* Begin *

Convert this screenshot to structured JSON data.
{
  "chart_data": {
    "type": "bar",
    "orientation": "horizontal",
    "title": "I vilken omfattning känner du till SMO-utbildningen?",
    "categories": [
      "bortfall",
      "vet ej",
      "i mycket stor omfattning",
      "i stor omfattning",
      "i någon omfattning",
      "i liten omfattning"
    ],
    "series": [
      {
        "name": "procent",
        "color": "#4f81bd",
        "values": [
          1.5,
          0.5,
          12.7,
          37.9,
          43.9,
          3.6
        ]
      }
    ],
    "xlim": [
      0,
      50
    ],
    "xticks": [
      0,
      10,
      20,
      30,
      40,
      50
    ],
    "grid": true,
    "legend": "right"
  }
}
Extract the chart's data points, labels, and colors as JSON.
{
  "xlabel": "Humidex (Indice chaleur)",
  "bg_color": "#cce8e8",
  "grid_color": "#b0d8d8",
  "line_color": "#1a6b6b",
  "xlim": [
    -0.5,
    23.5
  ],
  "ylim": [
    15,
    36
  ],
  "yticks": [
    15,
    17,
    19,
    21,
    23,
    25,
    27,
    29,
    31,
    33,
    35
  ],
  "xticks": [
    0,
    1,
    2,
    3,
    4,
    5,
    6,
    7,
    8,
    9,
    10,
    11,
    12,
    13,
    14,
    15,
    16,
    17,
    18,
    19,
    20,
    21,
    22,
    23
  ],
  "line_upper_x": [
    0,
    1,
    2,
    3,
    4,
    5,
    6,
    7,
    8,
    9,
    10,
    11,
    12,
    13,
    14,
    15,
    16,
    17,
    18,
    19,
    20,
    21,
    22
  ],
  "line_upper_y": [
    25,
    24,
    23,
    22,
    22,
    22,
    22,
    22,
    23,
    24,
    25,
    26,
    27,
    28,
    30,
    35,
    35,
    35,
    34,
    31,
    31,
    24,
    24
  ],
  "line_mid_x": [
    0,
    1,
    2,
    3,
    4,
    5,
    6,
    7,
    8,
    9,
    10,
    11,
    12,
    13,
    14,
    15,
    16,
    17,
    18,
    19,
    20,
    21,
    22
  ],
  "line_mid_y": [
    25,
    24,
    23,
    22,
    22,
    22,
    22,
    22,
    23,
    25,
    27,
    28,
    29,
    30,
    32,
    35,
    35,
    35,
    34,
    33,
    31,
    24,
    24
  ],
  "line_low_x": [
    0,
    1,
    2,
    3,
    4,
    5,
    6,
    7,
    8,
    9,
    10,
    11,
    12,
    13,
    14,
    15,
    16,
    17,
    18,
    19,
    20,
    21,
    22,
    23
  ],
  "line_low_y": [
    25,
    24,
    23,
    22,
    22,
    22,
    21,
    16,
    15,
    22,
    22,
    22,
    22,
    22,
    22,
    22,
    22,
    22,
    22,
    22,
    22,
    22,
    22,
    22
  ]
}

* End *

## Problem
Retype the data in full and match it exactly.

## Task result
Convert this screenshot to structured JSON data.
{
  "chart_data": {
    "type": "bar",
    "orientation": "horizontal",
    "title": "I vilken omfattning känner du till SMO-utbildningen?",
    "categories": [
      "bortfall",
      "vet ej",
      "i mycket stor omfattning",
      "i stor omfattning",
      "i någon omfattning",
      "i liten omfattning"
    ],
    "series": [
      {
        "name": "procent",
        "color": "#4f81bd",
        "values": [
          1.5,
          0.5,
          12.7,
          37.9,
          43.9,
          3.6
        ]
      }
    ],
    "xlim": [
      0,
      50
    ],
    "xticks": [
      0,
      10,
      20,
      30,
      40,
      50
    ],
    "grid": true,
    "legend": "right"
  }
}
Extract the chart's data points, labels, and colors as JSON.
{
  "xlabel": "Humidex (Indice chaleur)",
  "bg_color": "#cce8e8",
  "grid_color": "#b0d8d8",
  "line_color": "#1a6b6b",
  "xlim": [
    -0.5,
    23.5
  ],
  "ylim": [
    15,
    36
  ],
  "yticks": [
    15,
    17,
    19,
    21,
    23,
    25,
    27,
    29,
    31,
    33,
    35
  ],
  "xticks": [
    0,
    1,
    2,
    3,
    4,
    5,
    6,
    7,
    8,
    9,
    10,
    11,
    12,
    13,
    14,
    15,
    16,
    17,
    18,
    19,
    20,
    21,
    22,
    23
  ],
  "line_upper_x": [
    0,
    1,
    2,
    3,
    4,
    5,
    6,
    7,
    8,
    9,
    10,
    11,
    12,
    13,
    14,
    15,
    16,
    17,
    18,
    19,
    20,
    21,
    22
  ],
  "line_upper_y": [
    25,
    24,
    23,
    22,
    22,
    22,
    22,
    22,
    23,
    24,
    25,
    26,
    27,
    28,
    30,
    35,
    35,
    35,
    34,
    31,
    31,
    24,
    24
  ],
  "line_mid_x": [
    0,
    1,
    2,
    3,
    4,
    5,
    6,
    7,
    8,
    9,
    10,
    11,
    12,
    13,
    14,
    15,
    16,
    17,
    18,
    19,
    20,
    21,
    22
  ],
  "line_mid_y": [
    25,
    24,
    23,
    22,
    22,
    22,
    22,
    22,
    23,
    25,
    27,
    28,
    29,
    30,
    32,
    35,
    35,
    35,
    34,
    33,
    31,
    24,
    24
  ],
  "line_low_x": [
    0,
    1,
    2,
    3,
    4,
    5,
    6,
    7,
    8,
    9,
    10,
    11,
    12,
    13,
    14,
    15,
    16,
    17,
    18,
    19,
    20,
    21,
    22,
    23
  ],
  "line_low_y": [
    25,
    24,
    23,
    22,
    22,
    22,
    21,
    16,
    15,
    22,
    22,
    22,
    22,
    22,
    22,
    22,
    22,
    22,
    22,
    22,
    22,
    22,
    22,
    22
  ]
}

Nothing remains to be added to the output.